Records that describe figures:

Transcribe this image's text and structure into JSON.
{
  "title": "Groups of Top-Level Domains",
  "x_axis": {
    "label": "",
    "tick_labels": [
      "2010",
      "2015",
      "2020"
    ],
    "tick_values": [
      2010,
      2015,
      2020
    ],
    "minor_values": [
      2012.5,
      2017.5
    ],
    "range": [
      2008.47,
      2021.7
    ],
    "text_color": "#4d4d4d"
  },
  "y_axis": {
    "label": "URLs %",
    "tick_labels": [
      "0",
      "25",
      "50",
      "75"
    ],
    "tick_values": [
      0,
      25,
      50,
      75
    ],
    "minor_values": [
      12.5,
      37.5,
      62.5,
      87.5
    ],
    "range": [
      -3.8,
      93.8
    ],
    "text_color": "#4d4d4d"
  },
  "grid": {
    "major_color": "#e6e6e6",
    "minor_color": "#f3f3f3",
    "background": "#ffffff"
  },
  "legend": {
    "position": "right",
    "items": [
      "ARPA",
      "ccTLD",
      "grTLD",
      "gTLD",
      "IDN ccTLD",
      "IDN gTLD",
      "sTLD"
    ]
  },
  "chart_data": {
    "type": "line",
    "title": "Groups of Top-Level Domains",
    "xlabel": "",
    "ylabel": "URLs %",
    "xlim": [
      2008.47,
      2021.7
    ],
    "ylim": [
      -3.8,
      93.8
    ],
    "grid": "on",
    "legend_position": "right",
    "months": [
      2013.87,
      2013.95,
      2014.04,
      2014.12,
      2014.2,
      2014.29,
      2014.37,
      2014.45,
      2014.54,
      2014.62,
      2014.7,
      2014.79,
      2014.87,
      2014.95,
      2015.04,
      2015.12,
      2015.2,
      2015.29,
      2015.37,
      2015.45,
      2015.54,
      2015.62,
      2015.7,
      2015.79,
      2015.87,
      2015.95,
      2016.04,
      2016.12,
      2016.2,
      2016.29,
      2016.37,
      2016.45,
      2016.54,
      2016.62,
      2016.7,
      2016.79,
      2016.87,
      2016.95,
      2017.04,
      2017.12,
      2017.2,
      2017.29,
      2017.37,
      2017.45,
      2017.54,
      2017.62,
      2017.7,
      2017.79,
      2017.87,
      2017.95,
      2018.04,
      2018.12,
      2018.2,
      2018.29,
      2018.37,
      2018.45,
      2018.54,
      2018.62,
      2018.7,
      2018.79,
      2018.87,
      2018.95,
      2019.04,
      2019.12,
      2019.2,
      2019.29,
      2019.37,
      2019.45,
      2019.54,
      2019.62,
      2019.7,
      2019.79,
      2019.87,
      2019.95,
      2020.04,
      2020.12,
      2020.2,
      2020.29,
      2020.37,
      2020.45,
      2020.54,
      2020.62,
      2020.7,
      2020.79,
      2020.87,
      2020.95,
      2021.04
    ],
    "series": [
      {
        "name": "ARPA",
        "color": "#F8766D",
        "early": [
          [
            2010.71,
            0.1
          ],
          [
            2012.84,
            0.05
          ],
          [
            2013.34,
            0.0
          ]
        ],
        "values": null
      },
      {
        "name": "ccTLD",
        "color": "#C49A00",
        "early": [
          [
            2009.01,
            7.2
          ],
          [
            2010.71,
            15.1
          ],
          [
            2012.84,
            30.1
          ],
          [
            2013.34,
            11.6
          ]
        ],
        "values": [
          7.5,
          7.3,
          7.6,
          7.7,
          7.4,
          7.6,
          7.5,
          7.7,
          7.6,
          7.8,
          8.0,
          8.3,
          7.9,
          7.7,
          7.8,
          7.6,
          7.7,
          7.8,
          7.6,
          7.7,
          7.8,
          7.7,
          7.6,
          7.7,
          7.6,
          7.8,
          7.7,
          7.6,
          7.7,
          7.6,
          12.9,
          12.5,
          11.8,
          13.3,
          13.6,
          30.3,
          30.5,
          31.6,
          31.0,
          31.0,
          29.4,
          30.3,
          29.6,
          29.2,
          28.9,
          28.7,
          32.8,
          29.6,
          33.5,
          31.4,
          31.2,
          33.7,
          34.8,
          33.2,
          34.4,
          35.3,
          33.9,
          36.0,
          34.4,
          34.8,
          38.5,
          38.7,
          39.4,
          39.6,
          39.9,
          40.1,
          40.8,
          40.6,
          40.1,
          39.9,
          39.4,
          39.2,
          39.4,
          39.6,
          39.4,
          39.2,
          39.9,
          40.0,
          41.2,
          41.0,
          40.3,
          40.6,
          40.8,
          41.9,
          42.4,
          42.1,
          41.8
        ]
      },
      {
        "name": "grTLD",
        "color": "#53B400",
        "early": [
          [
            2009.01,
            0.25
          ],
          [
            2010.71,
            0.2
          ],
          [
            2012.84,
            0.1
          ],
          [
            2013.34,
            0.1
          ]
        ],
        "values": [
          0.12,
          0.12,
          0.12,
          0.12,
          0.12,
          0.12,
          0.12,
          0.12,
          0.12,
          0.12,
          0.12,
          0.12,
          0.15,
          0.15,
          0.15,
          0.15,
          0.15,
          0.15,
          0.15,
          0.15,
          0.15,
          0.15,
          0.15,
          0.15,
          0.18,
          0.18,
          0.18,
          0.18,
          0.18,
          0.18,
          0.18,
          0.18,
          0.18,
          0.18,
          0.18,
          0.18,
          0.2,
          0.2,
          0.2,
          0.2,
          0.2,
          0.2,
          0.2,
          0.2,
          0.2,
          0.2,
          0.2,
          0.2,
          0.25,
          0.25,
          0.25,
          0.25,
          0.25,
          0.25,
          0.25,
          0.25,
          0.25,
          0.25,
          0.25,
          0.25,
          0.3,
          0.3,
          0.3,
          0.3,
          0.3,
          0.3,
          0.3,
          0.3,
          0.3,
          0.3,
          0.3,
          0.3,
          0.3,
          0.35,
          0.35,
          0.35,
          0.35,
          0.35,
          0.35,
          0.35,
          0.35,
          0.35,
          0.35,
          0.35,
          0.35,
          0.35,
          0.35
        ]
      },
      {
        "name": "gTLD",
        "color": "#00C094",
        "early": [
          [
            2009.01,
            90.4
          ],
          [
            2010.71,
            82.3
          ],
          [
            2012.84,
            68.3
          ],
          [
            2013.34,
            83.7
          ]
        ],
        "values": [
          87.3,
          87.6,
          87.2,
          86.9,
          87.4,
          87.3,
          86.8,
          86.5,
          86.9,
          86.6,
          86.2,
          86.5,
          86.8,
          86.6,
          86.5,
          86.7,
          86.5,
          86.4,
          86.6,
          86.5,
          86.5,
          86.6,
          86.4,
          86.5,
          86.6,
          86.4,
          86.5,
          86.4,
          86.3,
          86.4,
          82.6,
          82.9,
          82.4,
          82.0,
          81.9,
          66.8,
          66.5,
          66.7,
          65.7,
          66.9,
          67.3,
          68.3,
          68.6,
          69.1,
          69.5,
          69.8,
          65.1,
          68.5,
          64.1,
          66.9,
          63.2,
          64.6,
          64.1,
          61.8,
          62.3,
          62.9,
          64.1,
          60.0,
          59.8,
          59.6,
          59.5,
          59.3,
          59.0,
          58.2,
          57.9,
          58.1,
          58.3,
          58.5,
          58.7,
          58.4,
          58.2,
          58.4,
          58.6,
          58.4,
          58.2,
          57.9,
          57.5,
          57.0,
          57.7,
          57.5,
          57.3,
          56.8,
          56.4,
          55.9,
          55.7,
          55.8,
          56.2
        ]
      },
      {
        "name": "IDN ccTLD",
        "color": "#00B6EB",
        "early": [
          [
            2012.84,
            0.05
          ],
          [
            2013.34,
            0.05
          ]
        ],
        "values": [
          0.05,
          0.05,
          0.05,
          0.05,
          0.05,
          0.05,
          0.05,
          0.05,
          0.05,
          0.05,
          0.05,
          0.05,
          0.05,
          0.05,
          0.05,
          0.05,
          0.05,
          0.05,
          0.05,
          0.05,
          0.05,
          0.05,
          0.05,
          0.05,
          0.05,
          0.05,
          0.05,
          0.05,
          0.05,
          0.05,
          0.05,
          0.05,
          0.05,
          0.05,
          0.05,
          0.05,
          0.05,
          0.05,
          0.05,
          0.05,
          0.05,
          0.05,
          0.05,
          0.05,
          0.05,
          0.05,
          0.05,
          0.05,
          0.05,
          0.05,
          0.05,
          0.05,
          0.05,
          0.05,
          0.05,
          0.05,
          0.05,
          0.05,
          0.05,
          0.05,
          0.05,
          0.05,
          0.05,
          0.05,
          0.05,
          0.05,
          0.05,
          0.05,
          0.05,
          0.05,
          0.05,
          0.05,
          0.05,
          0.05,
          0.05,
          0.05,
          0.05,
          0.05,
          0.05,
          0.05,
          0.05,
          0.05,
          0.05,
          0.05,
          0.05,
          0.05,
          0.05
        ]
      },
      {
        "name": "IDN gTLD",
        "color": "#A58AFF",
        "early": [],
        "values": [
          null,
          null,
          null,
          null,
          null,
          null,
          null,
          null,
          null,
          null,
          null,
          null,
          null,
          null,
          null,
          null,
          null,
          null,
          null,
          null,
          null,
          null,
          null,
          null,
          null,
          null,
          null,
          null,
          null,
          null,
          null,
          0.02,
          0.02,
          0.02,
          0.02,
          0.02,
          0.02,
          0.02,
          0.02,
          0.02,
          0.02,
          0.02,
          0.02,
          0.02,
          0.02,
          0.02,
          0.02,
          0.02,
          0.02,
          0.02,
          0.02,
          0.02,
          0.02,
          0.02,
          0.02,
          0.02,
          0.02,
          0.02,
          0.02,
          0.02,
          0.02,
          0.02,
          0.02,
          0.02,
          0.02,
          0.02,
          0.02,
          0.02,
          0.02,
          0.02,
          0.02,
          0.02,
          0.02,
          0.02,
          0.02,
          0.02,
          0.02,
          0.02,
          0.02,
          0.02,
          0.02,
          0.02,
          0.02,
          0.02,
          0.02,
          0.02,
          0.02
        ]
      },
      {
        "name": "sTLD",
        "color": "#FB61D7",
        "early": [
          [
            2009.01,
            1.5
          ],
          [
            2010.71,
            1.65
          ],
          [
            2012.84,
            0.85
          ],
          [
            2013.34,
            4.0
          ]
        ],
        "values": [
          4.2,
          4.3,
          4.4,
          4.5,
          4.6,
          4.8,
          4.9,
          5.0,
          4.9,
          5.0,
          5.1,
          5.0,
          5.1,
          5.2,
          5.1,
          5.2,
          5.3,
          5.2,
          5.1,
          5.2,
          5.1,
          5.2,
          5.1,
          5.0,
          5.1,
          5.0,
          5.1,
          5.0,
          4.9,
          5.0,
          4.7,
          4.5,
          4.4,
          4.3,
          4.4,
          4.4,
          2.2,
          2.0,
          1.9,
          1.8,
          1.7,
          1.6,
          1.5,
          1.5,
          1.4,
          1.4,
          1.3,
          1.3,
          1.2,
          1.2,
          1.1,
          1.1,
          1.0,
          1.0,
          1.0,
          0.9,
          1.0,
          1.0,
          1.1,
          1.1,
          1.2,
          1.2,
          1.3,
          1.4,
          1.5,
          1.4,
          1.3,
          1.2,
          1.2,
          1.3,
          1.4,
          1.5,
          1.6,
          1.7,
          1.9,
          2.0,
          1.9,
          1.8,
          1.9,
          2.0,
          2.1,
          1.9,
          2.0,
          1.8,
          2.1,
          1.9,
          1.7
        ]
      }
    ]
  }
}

_YOUR INSTRUCTIONS_
Filter the listing for the word "title" and copy every line that holds it.

_THE SOLUTION_
  "title": "Groups of Top-Level Domains",
    "title": "Groups of Top-Level Domains",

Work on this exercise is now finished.